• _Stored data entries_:
↓

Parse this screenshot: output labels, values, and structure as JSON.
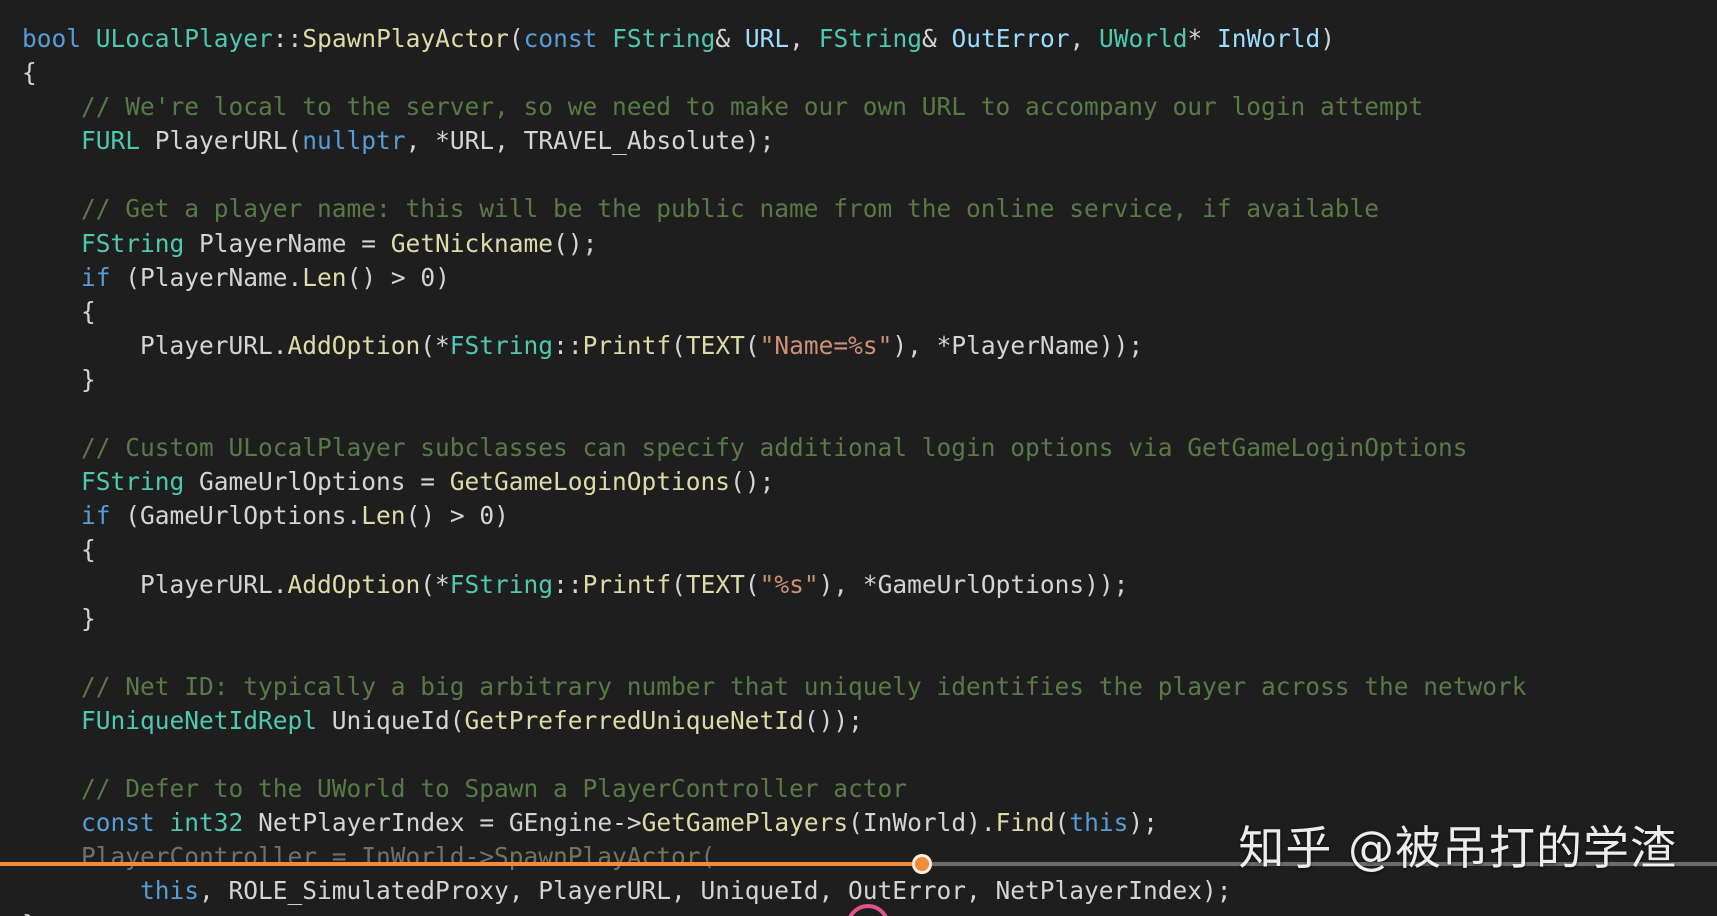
{
  "code_lines": [
    [
      {
        "t": "bool",
        "c": "k"
      },
      {
        "t": " ",
        "c": ""
      },
      {
        "t": "ULocalPlayer",
        "c": "t"
      },
      {
        "t": "::",
        "c": ""
      },
      {
        "t": "SpawnPlayActor",
        "c": "f"
      },
      {
        "t": "(",
        "c": ""
      },
      {
        "t": "const",
        "c": "k"
      },
      {
        "t": " ",
        "c": ""
      },
      {
        "t": "FString",
        "c": "t"
      },
      {
        "t": "& ",
        "c": ""
      },
      {
        "t": "URL",
        "c": "v"
      },
      {
        "t": ", ",
        "c": ""
      },
      {
        "t": "FString",
        "c": "t"
      },
      {
        "t": "& ",
        "c": ""
      },
      {
        "t": "OutError",
        "c": "v"
      },
      {
        "t": ", ",
        "c": ""
      },
      {
        "t": "UWorld",
        "c": "t"
      },
      {
        "t": "* ",
        "c": ""
      },
      {
        "t": "InWorld",
        "c": "v"
      },
      {
        "t": ")",
        "c": ""
      }
    ],
    [
      {
        "t": "{",
        "c": ""
      }
    ],
    [
      {
        "t": "    // We're local to the server, so we need to make our own URL to accompany our login attempt",
        "c": "c"
      }
    ],
    [
      {
        "t": "    ",
        "c": ""
      },
      {
        "t": "FURL",
        "c": "t"
      },
      {
        "t": " PlayerURL(",
        "c": ""
      },
      {
        "t": "nullptr",
        "c": "k"
      },
      {
        "t": ", *URL, TRAVEL_Absolute);",
        "c": ""
      }
    ],
    [
      {
        "t": "",
        "c": ""
      }
    ],
    [
      {
        "t": "    // Get a player name: this will be the public name from the online service, if available",
        "c": "c"
      }
    ],
    [
      {
        "t": "    ",
        "c": ""
      },
      {
        "t": "FString",
        "c": "t"
      },
      {
        "t": " PlayerName = ",
        "c": ""
      },
      {
        "t": "GetNickname",
        "c": "f"
      },
      {
        "t": "();",
        "c": ""
      }
    ],
    [
      {
        "t": "    ",
        "c": ""
      },
      {
        "t": "if",
        "c": "k"
      },
      {
        "t": " (PlayerName.",
        "c": ""
      },
      {
        "t": "Len",
        "c": "f"
      },
      {
        "t": "() > 0)",
        "c": ""
      }
    ],
    [
      {
        "t": "    {",
        "c": ""
      }
    ],
    [
      {
        "t": "        PlayerURL.",
        "c": ""
      },
      {
        "t": "AddOption",
        "c": "f"
      },
      {
        "t": "(*",
        "c": ""
      },
      {
        "t": "FString",
        "c": "t"
      },
      {
        "t": "::",
        "c": ""
      },
      {
        "t": "Printf",
        "c": "f"
      },
      {
        "t": "(",
        "c": ""
      },
      {
        "t": "TEXT",
        "c": "f"
      },
      {
        "t": "(",
        "c": ""
      },
      {
        "t": "\"Name=%s\"",
        "c": "s"
      },
      {
        "t": "), *PlayerName));",
        "c": ""
      }
    ],
    [
      {
        "t": "    }",
        "c": ""
      }
    ],
    [
      {
        "t": "",
        "c": ""
      }
    ],
    [
      {
        "t": "    // Custom ULocalPlayer subclasses can specify additional login options via GetGameLoginOptions",
        "c": "c"
      }
    ],
    [
      {
        "t": "    ",
        "c": ""
      },
      {
        "t": "FString",
        "c": "t"
      },
      {
        "t": " GameUrlOptions = ",
        "c": ""
      },
      {
        "t": "GetGameLoginOptions",
        "c": "f"
      },
      {
        "t": "();",
        "c": ""
      }
    ],
    [
      {
        "t": "    ",
        "c": ""
      },
      {
        "t": "if",
        "c": "k"
      },
      {
        "t": " (GameUrlOptions.",
        "c": ""
      },
      {
        "t": "Len",
        "c": "f"
      },
      {
        "t": "() > 0)",
        "c": ""
      }
    ],
    [
      {
        "t": "    {",
        "c": ""
      }
    ],
    [
      {
        "t": "        PlayerURL.",
        "c": ""
      },
      {
        "t": "AddOption",
        "c": "f"
      },
      {
        "t": "(*",
        "c": ""
      },
      {
        "t": "FString",
        "c": "t"
      },
      {
        "t": "::",
        "c": ""
      },
      {
        "t": "Printf",
        "c": "f"
      },
      {
        "t": "(",
        "c": ""
      },
      {
        "t": "TEXT",
        "c": "f"
      },
      {
        "t": "(",
        "c": ""
      },
      {
        "t": "\"%s\"",
        "c": "s"
      },
      {
        "t": "), *GameUrlOptions));",
        "c": ""
      }
    ],
    [
      {
        "t": "    }",
        "c": ""
      }
    ],
    [
      {
        "t": "",
        "c": ""
      }
    ],
    [
      {
        "t": "    // Net ID: typically a big arbitrary number that uniquely identifies the player across the network",
        "c": "c"
      }
    ],
    [
      {
        "t": "    ",
        "c": ""
      },
      {
        "t": "FUniqueNetIdRepl",
        "c": "t"
      },
      {
        "t": " UniqueId(",
        "c": ""
      },
      {
        "t": "GetPreferredUniqueNetId",
        "c": "f"
      },
      {
        "t": "());",
        "c": ""
      }
    ],
    [
      {
        "t": "",
        "c": ""
      }
    ],
    [
      {
        "t": "    // Defer to the UWorld to Spawn a PlayerController actor",
        "c": "c"
      }
    ],
    [
      {
        "t": "    ",
        "c": ""
      },
      {
        "t": "const",
        "c": "k"
      },
      {
        "t": " ",
        "c": ""
      },
      {
        "t": "int32",
        "c": "t"
      },
      {
        "t": " NetPlayerIndex = GEngine->",
        "c": ""
      },
      {
        "t": "GetGamePlayers",
        "c": "f"
      },
      {
        "t": "(InWorld).",
        "c": ""
      },
      {
        "t": "Find",
        "c": "f"
      },
      {
        "t": "(",
        "c": ""
      },
      {
        "t": "this",
        "c": "k"
      },
      {
        "t": ");",
        "c": ""
      }
    ],
    [
      {
        "t": "    PlayerController = InWorld->",
        "c": "faded"
      },
      {
        "t": "SpawnPlayActor",
        "c": "f faded"
      },
      {
        "t": "(",
        "c": "faded"
      }
    ],
    [
      {
        "t": "        ",
        "c": ""
      },
      {
        "t": "this",
        "c": "k"
      },
      {
        "t": ", ROLE_SimulatedProxy, PlayerURL, UniqueId, OutError, NetPlayerIndex);",
        "c": ""
      }
    ],
    [
      {
        "t": "}",
        "c": ""
      }
    ]
  ],
  "video_progress": 0.537,
  "watermark": "知乎 @被吊打的学渣",
  "colors": {
    "background": "#1e1e1e",
    "keyword": "#569cd6",
    "type": "#4ec9b0",
    "function": "#dcdcaa",
    "param": "#9cdcfe",
    "comment": "#6a9955",
    "string": "#ce9178",
    "progress": "#f08a3c"
  }
}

↑

• _TO BE DONE_:
Omit every picture, then repeat the remaining data exactly as it appears above.

• _WRITTEN ANSWER_:
Parse this screenshot: output labels, values, and structure as JSON.
{
  "code_lines": [
    [
      {
        "t": "bool",
        "c": "k"
      },
      {
        "t": " ",
        "c": ""
      },
      {
        "t": "ULocalPlayer",
        "c": "t"
      },
      {
        "t": "::",
        "c": ""
      },
      {
        "t": "SpawnPlayActor",
        "c": "f"
      },
      {
        "t": "(",
        "c": ""
      },
      {
        "t": "const",
        "c": "k"
      },
      {
        "t": " ",
        "c": ""
      },
      {
        "t": "FString",
        "c": "t"
      },
      {
        "t": "& ",
        "c": ""
      },
      {
        "t": "URL",
        "c": "v"
      },
      {
        "t": ", ",
        "c": ""
      },
      {
        "t": "FString",
        "c": "t"
      },
      {
        "t": "& ",
        "c": ""
      },
      {
        "t": "OutError",
        "c": "v"
      },
      {
        "t": ", ",
        "c": ""
      },
      {
        "t": "UWorld",
        "c": "t"
      },
      {
        "t": "* ",
        "c": ""
      },
      {
        "t": "InWorld",
        "c": "v"
      },
      {
        "t": ")",
        "c": ""
      }
    ],
    [
      {
        "t": "{",
        "c": ""
      }
    ],
    [
      {
        "t": "    // We're local to the server, so we need to make our own URL to accompany our login attempt",
        "c": "c"
      }
    ],
    [
      {
        "t": "    ",
        "c": ""
      },
      {
        "t": "FURL",
        "c": "t"
      },
      {
        "t": " PlayerURL(",
        "c": ""
      },
      {
        "t": "nullptr",
        "c": "k"
      },
      {
        "t": ", *URL, TRAVEL_Absolute);",
        "c": ""
      }
    ],
    [
      {
        "t": "",
        "c": ""
      }
    ],
    [
      {
        "t": "    // Get a player name: this will be the public name from the online service, if available",
        "c": "c"
      }
    ],
    [
      {
        "t": "    ",
        "c": ""
      },
      {
        "t": "FString",
        "c": "t"
      },
      {
        "t": " PlayerName = ",
        "c": ""
      },
      {
        "t": "GetNickname",
        "c": "f"
      },
      {
        "t": "();",
        "c": ""
      }
    ],
    [
      {
        "t": "    ",
        "c": ""
      },
      {
        "t": "if",
        "c": "k"
      },
      {
        "t": " (PlayerName.",
        "c": ""
      },
      {
        "t": "Len",
        "c": "f"
      },
      {
        "t": "() > 0)",
        "c": ""
      }
    ],
    [
      {
        "t": "    {",
        "c": ""
      }
    ],
    [
      {
        "t": "        PlayerURL.",
        "c": ""
      },
      {
        "t": "AddOption",
        "c": "f"
      },
      {
        "t": "(*",
        "c": ""
      },
      {
        "t": "FString",
        "c": "t"
      },
      {
        "t": "::",
        "c": ""
      },
      {
        "t": "Printf",
        "c": "f"
      },
      {
        "t": "(",
        "c": ""
      },
      {
        "t": "TEXT",
        "c": "f"
      },
      {
        "t": "(",
        "c": ""
      },
      {
        "t": "\"Name=%s\"",
        "c": "s"
      },
      {
        "t": "), *PlayerName));",
        "c": ""
      }
    ],
    [
      {
        "t": "    }",
        "c": ""
      }
    ],
    [
      {
        "t": "",
        "c": ""
      }
    ],
    [
      {
        "t": "    // Custom ULocalPlayer subclasses can specify additional login options via GetGameLoginOptions",
        "c": "c"
      }
    ],
    [
      {
        "t": "    ",
        "c": ""
      },
      {
        "t": "FString",
        "c": "t"
      },
      {
        "t": " GameUrlOptions = ",
        "c": ""
      },
      {
        "t": "GetGameLoginOptions",
        "c": "f"
      },
      {
        "t": "();",
        "c": ""
      }
    ],
    [
      {
        "t": "    ",
        "c": ""
      },
      {
        "t": "if",
        "c": "k"
      },
      {
        "t": " (GameUrlOptions.",
        "c": ""
      },
      {
        "t": "Len",
        "c": "f"
      },
      {
        "t": "() > 0)",
        "c": ""
      }
    ],
    [
      {
        "t": "    {",
        "c": ""
      }
    ],
    [
      {
        "t": "        PlayerURL.",
        "c": ""
      },
      {
        "t": "AddOption",
        "c": "f"
      },
      {
        "t": "(*",
        "c": ""
      },
      {
        "t": "FString",
        "c": "t"
      },
      {
        "t": "::",
        "c": ""
      },
      {
        "t": "Printf",
        "c": "f"
      },
      {
        "t": "(",
        "c": ""
      },
      {
        "t": "TEXT",
        "c": "f"
      },
      {
        "t": "(",
        "c": ""
      },
      {
        "t": "\"%s\"",
        "c": "s"
      },
      {
        "t": "), *GameUrlOptions));",
        "c": ""
      }
    ],
    [
      {
        "t": "    }",
        "c": ""
      }
    ],
    [
      {
        "t": "",
        "c": ""
      }
    ],
    [
      {
        "t": "    // Net ID: typically a big arbitrary number that uniquely identifies the player across the network",
        "c": "c"
      }
    ],
    [
      {
        "t": "    ",
        "c": ""
      },
      {
        "t": "FUniqueNetIdRepl",
        "c": "t"
      },
      {
        "t": " UniqueId(",
        "c": ""
      },
      {
        "t": "GetPreferredUniqueNetId",
        "c": "f"
      },
      {
        "t": "());",
        "c": ""
      }
    ],
    [
      {
        "t": "",
        "c": ""
      }
    ],
    [
      {
        "t": "    // Defer to the UWorld to Spawn a PlayerController actor",
        "c": "c"
      }
    ],
    [
      {
        "t": "    ",
        "c": ""
      },
      {
        "t": "const",
        "c": "k"
      },
      {
        "t": " ",
        "c": ""
      },
      {
        "t": "int32",
        "c": "t"
      },
      {
        "t": " NetPlayerIndex = GEngine->",
        "c": ""
      },
      {
        "t": "GetGamePlayers",
        "c": "f"
      },
      {
        "t": "(InWorld).",
        "c": ""
      },
      {
        "t": "Find",
        "c": "f"
      },
      {
        "t": "(",
        "c": ""
      },
      {
        "t": "this",
        "c": "k"
      },
      {
        "t": ");",
        "c": ""
      }
    ],
    [
      {
        "t": "    PlayerController = InWorld->",
        "c": "faded"
      },
      {
        "t": "SpawnPlayActor",
        "c": "f faded"
      },
      {
        "t": "(",
        "c": "faded"
      }
    ],
    [
      {
        "t": "        ",
        "c": ""
      },
      {
        "t": "this",
        "c": "k"
      },
      {
        "t": ", ROLE_SimulatedProxy, PlayerURL, UniqueId, OutError, NetPlayerIndex);",
        "c": ""
      }
    ],
    [
      {
        "t": "}",
        "c": ""
      }
    ]
  ],
  "video_progress": 0.537,
  "watermark": "知乎 @被吊打的学渣",
  "colors": {
    "background": "#1e1e1e",
    "keyword": "#569cd6",
    "type": "#4ec9b0",
    "function": "#dcdcaa",
    "param": "#9cdcfe",
    "comment": "#6a9955",
    "string": "#ce9178",
    "progress": "#f08a3c"
  }
}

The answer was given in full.